(Figure dataset records)
◇ ◇ ◇ ◇ ◇
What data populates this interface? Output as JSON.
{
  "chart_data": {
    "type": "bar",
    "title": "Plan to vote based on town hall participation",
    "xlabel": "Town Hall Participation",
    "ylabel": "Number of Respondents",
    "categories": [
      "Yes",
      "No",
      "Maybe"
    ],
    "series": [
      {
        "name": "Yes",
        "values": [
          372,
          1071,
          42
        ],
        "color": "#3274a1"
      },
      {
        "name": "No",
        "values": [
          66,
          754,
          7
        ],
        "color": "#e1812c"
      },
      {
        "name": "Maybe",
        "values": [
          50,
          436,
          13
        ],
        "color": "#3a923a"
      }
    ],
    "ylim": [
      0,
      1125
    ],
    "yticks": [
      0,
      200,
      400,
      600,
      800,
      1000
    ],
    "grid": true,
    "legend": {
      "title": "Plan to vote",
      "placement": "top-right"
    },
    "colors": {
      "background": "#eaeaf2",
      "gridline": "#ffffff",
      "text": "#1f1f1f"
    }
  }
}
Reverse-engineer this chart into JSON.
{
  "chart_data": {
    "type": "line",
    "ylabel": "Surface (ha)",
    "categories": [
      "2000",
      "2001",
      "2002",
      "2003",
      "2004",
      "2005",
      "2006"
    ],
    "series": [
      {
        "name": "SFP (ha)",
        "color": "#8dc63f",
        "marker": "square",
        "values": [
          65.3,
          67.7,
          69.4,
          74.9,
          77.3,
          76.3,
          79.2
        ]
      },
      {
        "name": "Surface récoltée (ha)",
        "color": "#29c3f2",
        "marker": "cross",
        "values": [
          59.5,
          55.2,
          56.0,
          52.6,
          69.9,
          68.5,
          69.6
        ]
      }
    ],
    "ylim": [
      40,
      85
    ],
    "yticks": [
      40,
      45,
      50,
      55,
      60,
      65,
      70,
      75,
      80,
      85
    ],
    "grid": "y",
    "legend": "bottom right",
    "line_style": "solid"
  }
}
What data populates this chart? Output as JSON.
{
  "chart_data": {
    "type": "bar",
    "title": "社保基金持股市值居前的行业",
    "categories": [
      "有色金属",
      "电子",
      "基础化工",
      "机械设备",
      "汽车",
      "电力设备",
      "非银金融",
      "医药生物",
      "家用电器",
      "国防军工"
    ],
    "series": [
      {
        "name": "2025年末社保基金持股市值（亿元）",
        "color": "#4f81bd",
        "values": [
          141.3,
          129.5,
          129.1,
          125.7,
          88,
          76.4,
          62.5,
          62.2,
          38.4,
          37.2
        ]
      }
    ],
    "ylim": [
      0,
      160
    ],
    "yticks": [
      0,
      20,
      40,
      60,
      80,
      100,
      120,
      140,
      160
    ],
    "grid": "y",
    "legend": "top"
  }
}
◇ ◇ ◇ ◇ ◇
## Prompt
Please repeat the listing above in full and exactly.

## Full solution
What data populates this interface? Output as JSON.
{
  "chart_data": {
    "type": "bar",
    "title": "Plan to vote based on town hall participation",
    "xlabel": "Town Hall Participation",
    "ylabel": "Number of Respondents",
    "categories": [
      "Yes",
      "No",
      "Maybe"
    ],
    "series": [
      {
        "name": "Yes",
        "values": [
          372,
          1071,
          42
        ],
        "color": "#3274a1"
      },
      {
        "name": "No",
        "values": [
          66,
          754,
          7
        ],
        "color": "#e1812c"
      },
      {
        "name": "Maybe",
        "values": [
          50,
          436,
          13
        ],
        "color": "#3a923a"
      }
    ],
    "ylim": [
      0,
      1125
    ],
    "yticks": [
      0,
      200,
      400,
      600,
      800,
      1000
    ],
    "grid": true,
    "legend": {
      "title": "Plan to vote",
      "placement": "top-right"
    },
    "colors": {
      "background": "#eaeaf2",
      "gridline": "#ffffff",
      "text": "#1f1f1f"
    }
  }
}
Reverse-engineer this chart into JSON.
{
  "chart_data": {
    "type": "line",
    "ylabel": "Surface (ha)",
    "categories": [
      "2000",
      "2001",
      "2002",
      "2003",
      "2004",
      "2005",
      "2006"
    ],
    "series": [
      {
        "name": "SFP (ha)",
        "color": "#8dc63f",
        "marker": "square",
        "values": [
          65.3,
          67.7,
          69.4,
          74.9,
          77.3,
          76.3,
          79.2
        ]
      },
      {
        "name": "Surface récoltée (ha)",
        "color": "#29c3f2",
        "marker": "cross",
        "values": [
          59.5,
          55.2,
          56.0,
          52.6,
          69.9,
          68.5,
          69.6
        ]
      }
    ],
    "ylim": [
      40,
      85
    ],
    "yticks": [
      40,
      45,
      50,
      55,
      60,
      65,
      70,
      75,
      80,
      85
    ],
    "grid": "y",
    "legend": "bottom right",
    "line_style": "solid"
  }
}
What data populates this chart? Output as JSON.
{
  "chart_data": {
    "type": "bar",
    "title": "社保基金持股市值居前的行业",
    "categories": [
      "有色金属",
      "电子",
      "基础化工",
      "机械设备",
      "汽车",
      "电力设备",
      "非银金融",
      "医药生物",
      "家用电器",
      "国防军工"
    ],
    "series": [
      {
        "name": "2025年末社保基金持股市值（亿元）",
        "color": "#4f81bd",
        "values": [
          141.3,
          129.5,
          129.1,
          125.7,
          88,
          76.4,
          62.5,
          62.2,
          38.4,
          37.2
        ]
      }
    ],
    "ylim": [
      0,
      160
    ],
    "yticks": [
      0,
      20,
      40,
      60,
      80,
      100,
      120,
      140,
      160
    ],
    "grid": "y",
    "legend": "top"
  }
}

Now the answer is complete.